> Stored data
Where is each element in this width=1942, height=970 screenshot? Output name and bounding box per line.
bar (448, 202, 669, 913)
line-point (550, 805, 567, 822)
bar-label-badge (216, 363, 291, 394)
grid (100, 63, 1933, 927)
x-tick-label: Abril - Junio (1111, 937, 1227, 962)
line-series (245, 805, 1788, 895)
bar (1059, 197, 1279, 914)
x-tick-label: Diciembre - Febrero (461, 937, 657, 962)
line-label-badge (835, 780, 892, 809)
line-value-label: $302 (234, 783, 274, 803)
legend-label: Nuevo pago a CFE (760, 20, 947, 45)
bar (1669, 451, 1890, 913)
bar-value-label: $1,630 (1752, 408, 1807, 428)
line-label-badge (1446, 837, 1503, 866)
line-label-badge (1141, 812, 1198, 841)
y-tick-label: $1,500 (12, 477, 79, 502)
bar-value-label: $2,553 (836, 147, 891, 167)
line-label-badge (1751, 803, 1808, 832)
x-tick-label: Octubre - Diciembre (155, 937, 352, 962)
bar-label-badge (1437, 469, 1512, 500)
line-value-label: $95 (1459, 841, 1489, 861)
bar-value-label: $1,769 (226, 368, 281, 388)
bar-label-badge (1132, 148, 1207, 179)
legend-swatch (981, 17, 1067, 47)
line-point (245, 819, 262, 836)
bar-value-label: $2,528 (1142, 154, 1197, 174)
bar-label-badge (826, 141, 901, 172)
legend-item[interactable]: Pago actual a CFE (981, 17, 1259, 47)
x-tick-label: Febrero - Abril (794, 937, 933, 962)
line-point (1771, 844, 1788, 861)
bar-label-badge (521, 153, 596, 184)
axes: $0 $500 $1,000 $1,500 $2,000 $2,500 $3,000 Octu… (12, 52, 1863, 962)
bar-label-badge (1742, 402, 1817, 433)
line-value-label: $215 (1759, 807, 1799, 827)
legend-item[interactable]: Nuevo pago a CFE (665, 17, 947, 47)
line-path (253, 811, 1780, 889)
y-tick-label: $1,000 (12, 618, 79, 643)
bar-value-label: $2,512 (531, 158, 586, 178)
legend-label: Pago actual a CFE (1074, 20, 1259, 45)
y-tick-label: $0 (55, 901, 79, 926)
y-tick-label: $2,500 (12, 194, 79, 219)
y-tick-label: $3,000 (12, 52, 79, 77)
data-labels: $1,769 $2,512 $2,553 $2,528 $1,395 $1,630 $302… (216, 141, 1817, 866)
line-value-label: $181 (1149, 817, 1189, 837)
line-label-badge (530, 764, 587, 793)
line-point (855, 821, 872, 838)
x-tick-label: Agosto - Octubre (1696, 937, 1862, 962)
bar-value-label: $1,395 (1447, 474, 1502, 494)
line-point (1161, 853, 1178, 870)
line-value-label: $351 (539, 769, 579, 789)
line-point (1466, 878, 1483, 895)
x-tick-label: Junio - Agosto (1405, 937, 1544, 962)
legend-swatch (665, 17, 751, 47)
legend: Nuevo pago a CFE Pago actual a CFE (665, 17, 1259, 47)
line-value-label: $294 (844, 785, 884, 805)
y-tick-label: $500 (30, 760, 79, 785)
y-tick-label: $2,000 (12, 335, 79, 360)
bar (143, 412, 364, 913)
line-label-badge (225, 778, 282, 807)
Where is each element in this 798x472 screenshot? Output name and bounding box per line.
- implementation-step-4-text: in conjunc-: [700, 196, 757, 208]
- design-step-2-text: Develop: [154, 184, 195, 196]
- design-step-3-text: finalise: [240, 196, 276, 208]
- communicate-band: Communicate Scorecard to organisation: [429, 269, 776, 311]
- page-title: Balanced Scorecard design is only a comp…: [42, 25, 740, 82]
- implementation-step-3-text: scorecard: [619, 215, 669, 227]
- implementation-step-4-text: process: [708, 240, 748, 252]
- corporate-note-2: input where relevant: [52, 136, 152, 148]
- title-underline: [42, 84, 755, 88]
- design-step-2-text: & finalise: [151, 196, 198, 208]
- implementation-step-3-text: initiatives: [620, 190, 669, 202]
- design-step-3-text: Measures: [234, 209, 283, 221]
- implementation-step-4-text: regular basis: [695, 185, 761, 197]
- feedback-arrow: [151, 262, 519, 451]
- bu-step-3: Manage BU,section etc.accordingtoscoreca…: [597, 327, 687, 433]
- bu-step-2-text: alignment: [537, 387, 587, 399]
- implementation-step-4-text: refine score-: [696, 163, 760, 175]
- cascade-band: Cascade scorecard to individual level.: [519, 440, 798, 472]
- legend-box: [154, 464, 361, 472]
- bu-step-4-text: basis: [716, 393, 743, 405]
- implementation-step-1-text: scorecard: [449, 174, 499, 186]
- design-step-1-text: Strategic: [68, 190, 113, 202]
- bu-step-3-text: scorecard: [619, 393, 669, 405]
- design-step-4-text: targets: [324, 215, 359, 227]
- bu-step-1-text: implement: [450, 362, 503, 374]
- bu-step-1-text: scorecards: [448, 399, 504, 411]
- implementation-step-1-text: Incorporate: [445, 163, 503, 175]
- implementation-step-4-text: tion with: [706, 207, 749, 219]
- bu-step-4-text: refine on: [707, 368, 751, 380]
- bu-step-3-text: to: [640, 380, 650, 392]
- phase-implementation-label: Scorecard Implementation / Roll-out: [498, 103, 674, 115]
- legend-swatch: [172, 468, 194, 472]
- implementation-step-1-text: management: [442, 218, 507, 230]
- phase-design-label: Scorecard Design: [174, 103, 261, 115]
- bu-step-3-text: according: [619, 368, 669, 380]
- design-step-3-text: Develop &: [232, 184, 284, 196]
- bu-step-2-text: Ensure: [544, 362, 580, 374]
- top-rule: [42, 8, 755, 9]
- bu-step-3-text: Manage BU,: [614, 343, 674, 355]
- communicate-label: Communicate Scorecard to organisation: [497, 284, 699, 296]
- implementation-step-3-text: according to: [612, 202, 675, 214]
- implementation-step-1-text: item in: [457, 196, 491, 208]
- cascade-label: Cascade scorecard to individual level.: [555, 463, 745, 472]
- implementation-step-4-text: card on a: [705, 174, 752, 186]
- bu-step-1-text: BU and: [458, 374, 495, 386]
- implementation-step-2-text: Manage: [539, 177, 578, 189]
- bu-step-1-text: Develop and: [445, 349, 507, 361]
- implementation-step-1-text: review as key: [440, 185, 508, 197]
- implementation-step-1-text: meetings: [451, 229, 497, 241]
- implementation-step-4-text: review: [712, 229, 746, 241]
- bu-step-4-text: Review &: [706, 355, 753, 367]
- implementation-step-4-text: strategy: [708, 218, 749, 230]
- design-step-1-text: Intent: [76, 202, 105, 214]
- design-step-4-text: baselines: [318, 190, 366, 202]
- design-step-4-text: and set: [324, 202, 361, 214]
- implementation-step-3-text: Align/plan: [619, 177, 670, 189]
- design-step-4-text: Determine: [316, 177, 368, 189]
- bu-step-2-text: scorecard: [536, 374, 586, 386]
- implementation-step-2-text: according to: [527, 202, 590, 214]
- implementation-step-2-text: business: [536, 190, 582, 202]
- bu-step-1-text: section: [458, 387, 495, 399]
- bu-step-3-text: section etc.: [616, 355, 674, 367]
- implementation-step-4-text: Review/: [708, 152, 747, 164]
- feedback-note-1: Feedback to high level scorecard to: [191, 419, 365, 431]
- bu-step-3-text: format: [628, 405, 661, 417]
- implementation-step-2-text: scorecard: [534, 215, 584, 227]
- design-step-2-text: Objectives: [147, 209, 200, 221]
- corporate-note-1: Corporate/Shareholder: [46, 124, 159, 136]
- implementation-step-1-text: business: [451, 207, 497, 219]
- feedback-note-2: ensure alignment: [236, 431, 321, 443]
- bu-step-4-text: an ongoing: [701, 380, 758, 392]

> Your task
Identify every line of the stored data above that contains the string "Agosto", matching case exactly, and copy each such line in full.

> Solution to the exercise
x-tick-label: Agosto - Octubre (1696, 937, 1862, 962)
x-tick-label: Junio - Agosto (1405, 937, 1544, 962)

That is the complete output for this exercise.